* **Given records**
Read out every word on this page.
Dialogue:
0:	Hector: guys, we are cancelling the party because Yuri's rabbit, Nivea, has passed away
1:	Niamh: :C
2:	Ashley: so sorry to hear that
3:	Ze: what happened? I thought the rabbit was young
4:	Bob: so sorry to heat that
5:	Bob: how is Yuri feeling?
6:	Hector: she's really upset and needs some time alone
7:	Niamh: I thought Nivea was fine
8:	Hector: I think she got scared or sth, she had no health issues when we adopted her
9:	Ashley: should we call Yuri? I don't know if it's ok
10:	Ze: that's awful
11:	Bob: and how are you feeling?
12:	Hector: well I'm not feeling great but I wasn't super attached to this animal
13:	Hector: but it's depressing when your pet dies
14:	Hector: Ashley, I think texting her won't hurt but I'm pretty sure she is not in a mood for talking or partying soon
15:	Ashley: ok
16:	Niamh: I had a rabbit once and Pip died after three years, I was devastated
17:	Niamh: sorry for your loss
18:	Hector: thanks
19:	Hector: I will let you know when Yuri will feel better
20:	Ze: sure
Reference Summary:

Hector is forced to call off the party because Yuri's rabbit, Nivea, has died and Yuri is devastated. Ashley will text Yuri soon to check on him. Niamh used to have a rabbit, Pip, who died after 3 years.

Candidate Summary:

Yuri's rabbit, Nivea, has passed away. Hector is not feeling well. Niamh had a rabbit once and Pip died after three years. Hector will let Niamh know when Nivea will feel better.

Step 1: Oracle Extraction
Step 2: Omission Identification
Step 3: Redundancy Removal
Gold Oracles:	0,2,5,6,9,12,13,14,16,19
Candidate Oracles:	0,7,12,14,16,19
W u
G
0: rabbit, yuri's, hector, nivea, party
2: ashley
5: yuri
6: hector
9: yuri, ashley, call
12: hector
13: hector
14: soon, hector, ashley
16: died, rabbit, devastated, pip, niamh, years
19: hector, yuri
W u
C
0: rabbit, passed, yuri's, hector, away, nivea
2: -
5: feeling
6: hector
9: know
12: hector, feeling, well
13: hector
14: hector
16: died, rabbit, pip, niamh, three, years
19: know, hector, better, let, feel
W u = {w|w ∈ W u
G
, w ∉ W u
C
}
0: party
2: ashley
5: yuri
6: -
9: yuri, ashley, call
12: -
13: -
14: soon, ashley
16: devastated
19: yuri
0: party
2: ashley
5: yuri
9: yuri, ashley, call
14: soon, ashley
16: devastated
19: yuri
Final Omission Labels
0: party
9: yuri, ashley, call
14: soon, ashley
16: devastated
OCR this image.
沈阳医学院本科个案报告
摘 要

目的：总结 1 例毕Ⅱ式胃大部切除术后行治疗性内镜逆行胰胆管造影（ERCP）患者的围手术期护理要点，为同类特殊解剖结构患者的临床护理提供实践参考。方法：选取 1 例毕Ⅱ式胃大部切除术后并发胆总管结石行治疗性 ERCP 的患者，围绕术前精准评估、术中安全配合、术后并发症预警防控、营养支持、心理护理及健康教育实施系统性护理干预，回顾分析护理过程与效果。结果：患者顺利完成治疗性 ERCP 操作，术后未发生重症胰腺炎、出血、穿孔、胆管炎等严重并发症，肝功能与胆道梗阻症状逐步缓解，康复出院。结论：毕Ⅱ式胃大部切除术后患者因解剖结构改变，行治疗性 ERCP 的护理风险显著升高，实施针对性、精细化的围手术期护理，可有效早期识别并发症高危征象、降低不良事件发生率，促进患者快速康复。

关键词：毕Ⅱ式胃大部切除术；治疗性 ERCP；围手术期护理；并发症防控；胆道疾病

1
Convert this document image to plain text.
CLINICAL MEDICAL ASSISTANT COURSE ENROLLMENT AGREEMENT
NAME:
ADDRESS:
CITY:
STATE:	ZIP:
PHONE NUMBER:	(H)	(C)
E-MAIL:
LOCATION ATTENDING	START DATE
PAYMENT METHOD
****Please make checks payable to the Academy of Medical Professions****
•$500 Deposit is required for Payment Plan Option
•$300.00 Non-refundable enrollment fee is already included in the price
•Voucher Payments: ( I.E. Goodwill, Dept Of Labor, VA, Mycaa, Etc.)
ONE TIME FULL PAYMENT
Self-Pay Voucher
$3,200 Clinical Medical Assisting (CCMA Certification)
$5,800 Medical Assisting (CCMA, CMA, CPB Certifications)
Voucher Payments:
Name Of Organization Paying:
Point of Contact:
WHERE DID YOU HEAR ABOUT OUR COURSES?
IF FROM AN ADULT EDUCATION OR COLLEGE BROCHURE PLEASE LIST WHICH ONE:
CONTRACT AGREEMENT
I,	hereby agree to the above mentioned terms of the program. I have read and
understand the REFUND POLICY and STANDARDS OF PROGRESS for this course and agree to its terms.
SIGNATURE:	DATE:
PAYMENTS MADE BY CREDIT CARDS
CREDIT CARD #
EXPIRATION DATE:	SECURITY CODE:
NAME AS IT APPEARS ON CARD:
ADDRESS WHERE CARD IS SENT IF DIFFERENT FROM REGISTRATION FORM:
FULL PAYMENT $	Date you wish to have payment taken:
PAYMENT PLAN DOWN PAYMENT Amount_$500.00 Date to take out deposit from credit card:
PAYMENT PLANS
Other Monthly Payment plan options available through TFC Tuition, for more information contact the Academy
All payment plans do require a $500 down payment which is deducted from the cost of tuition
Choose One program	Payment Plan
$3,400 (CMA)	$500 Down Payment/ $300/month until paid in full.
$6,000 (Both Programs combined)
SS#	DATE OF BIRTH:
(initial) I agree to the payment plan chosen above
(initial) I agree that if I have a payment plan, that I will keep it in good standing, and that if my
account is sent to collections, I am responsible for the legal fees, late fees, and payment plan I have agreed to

* **Exercise task**
Spot every line that holds "Academy" and copy it.

* **Problem solution**
****Please make checks payable to the Academy of Medical Professions****
Other Monthly Payment plan options available through TFC Tuition, for more information contact the Academy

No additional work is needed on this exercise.